*Provided data*:
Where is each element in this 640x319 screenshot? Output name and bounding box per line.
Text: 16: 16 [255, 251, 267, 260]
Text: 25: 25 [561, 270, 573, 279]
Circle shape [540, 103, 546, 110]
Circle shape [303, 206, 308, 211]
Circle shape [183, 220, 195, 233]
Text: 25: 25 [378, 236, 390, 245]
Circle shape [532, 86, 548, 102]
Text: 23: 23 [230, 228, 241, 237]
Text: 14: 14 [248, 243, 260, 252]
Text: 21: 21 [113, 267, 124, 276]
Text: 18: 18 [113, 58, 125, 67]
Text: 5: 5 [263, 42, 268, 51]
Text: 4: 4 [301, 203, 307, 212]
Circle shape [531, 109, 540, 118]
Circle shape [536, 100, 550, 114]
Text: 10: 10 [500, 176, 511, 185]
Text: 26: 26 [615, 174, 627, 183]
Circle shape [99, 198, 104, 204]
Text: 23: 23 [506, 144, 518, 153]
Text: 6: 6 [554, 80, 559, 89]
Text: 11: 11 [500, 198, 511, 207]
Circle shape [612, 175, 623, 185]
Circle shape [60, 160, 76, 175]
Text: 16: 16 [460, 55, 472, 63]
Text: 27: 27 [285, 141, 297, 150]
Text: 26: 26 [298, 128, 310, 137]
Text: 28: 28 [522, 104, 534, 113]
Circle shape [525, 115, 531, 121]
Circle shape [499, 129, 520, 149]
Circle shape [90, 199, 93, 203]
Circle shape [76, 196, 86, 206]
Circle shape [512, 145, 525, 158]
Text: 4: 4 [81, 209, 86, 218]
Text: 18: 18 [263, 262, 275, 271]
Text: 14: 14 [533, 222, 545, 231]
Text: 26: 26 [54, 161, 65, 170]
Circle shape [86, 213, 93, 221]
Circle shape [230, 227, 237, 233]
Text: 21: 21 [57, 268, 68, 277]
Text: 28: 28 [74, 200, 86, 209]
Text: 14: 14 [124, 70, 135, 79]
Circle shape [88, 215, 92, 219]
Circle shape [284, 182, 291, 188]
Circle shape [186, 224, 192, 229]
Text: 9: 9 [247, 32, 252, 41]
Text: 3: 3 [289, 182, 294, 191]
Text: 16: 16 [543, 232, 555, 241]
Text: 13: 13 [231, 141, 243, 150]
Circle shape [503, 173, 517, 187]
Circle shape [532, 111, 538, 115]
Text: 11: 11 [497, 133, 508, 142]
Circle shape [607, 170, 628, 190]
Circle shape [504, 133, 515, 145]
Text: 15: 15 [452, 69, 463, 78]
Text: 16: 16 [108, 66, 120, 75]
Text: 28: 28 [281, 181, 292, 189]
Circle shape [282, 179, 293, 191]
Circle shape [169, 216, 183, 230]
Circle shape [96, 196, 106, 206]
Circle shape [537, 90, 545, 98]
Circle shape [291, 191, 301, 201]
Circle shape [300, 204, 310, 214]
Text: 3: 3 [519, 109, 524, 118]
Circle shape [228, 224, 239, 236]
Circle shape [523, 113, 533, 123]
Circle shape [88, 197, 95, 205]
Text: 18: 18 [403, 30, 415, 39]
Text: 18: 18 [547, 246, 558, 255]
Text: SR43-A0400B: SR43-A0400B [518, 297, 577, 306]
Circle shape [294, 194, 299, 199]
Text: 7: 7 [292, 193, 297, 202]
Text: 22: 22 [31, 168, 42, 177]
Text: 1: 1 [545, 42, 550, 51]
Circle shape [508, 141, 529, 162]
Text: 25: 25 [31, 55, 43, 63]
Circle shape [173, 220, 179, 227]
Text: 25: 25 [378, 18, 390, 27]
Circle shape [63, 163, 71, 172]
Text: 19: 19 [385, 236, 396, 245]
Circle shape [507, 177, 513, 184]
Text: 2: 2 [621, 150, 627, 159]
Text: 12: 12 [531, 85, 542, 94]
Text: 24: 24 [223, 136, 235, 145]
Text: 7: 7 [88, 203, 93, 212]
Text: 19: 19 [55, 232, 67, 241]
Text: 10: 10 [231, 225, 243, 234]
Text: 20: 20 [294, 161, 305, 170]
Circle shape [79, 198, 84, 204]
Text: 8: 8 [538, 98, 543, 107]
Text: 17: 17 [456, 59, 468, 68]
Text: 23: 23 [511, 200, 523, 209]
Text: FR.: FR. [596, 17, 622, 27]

*Goal*: Could you retype every one of the lines above without changing a single character?

*Written solution*:
Where is each element in this 640x319 screenshot? Output name and bounding box per line.
Text: 16: 16 [255, 251, 267, 260]
Text: 25: 25 [561, 270, 573, 279]
Circle shape [540, 103, 546, 110]
Circle shape [303, 206, 308, 211]
Circle shape [183, 220, 195, 233]
Text: 25: 25 [378, 236, 390, 245]
Circle shape [532, 86, 548, 102]
Text: 23: 23 [230, 228, 241, 237]
Text: 14: 14 [248, 243, 260, 252]
Text: 21: 21 [113, 267, 124, 276]
Text: 18: 18 [113, 58, 125, 67]
Text: 5: 5 [263, 42, 268, 51]
Text: 4: 4 [301, 203, 307, 212]
Circle shape [531, 109, 540, 118]
Circle shape [536, 100, 550, 114]
Text: 10: 10 [500, 176, 511, 185]
Text: 26: 26 [615, 174, 627, 183]
Circle shape [99, 198, 104, 204]
Text: 23: 23 [506, 144, 518, 153]
Text: 6: 6 [554, 80, 559, 89]
Text: 11: 11 [500, 198, 511, 207]
Circle shape [612, 175, 623, 185]
Circle shape [60, 160, 76, 175]
Text: 16: 16 [460, 55, 472, 63]
Text: 27: 27 [285, 141, 297, 150]
Text: 26: 26 [298, 128, 310, 137]
Text: 28: 28 [522, 104, 534, 113]
Circle shape [525, 115, 531, 121]
Circle shape [499, 129, 520, 149]
Circle shape [90, 199, 93, 203]
Circle shape [76, 196, 86, 206]
Circle shape [512, 145, 525, 158]
Text: 4: 4 [81, 209, 86, 218]
Text: 18: 18 [263, 262, 275, 271]
Text: 14: 14 [533, 222, 545, 231]
Text: 26: 26 [54, 161, 65, 170]
Circle shape [86, 213, 93, 221]
Circle shape [230, 227, 237, 233]
Text: 21: 21 [57, 268, 68, 277]
Text: 28: 28 [74, 200, 86, 209]
Text: 14: 14 [124, 70, 135, 79]
Circle shape [88, 215, 92, 219]
Circle shape [284, 182, 291, 188]
Circle shape [186, 224, 192, 229]
Text: 9: 9 [247, 32, 252, 41]
Text: 3: 3 [289, 182, 294, 191]
Text: 16: 16 [543, 232, 555, 241]
Text: 13: 13 [231, 141, 243, 150]
Circle shape [503, 173, 517, 187]
Circle shape [532, 111, 538, 115]
Text: 11: 11 [497, 133, 508, 142]
Circle shape [607, 170, 628, 190]
Circle shape [504, 133, 515, 145]
Text: 15: 15 [452, 69, 463, 78]
Text: 16: 16 [108, 66, 120, 75]
Text: 28: 28 [281, 181, 292, 189]
Circle shape [282, 179, 293, 191]
Circle shape [169, 216, 183, 230]
Circle shape [96, 196, 106, 206]
Circle shape [537, 90, 545, 98]
Circle shape [291, 191, 301, 201]
Circle shape [300, 204, 310, 214]
Text: 3: 3 [519, 109, 524, 118]
Circle shape [228, 224, 239, 236]
Circle shape [523, 113, 533, 123]
Circle shape [88, 197, 95, 205]
Text: 18: 18 [403, 30, 415, 39]
Text: 18: 18 [547, 246, 558, 255]
Text: SR43-A0400B: SR43-A0400B [518, 297, 577, 306]
Circle shape [294, 194, 299, 199]
Text: 7: 7 [292, 193, 297, 202]
Text: 22: 22 [31, 168, 42, 177]
Text: 1: 1 [545, 42, 550, 51]
Circle shape [508, 141, 529, 162]
Text: 25: 25 [31, 55, 43, 63]
Circle shape [173, 220, 179, 227]
Text: 25: 25 [378, 18, 390, 27]
Circle shape [63, 163, 71, 172]
Text: 19: 19 [385, 236, 396, 245]
Circle shape [507, 177, 513, 184]
Text: 2: 2 [621, 150, 627, 159]
Text: 12: 12 [531, 85, 542, 94]
Text: 24: 24 [223, 136, 235, 145]
Text: 7: 7 [88, 203, 93, 212]
Text: 19: 19 [55, 232, 67, 241]
Text: 10: 10 [231, 225, 243, 234]
Text: 20: 20 [294, 161, 305, 170]
Circle shape [79, 198, 84, 204]
Text: 8: 8 [538, 98, 543, 107]
Text: 17: 17 [456, 59, 468, 68]
Text: 23: 23 [511, 200, 523, 209]
Text: FR.: FR. [596, 17, 622, 27]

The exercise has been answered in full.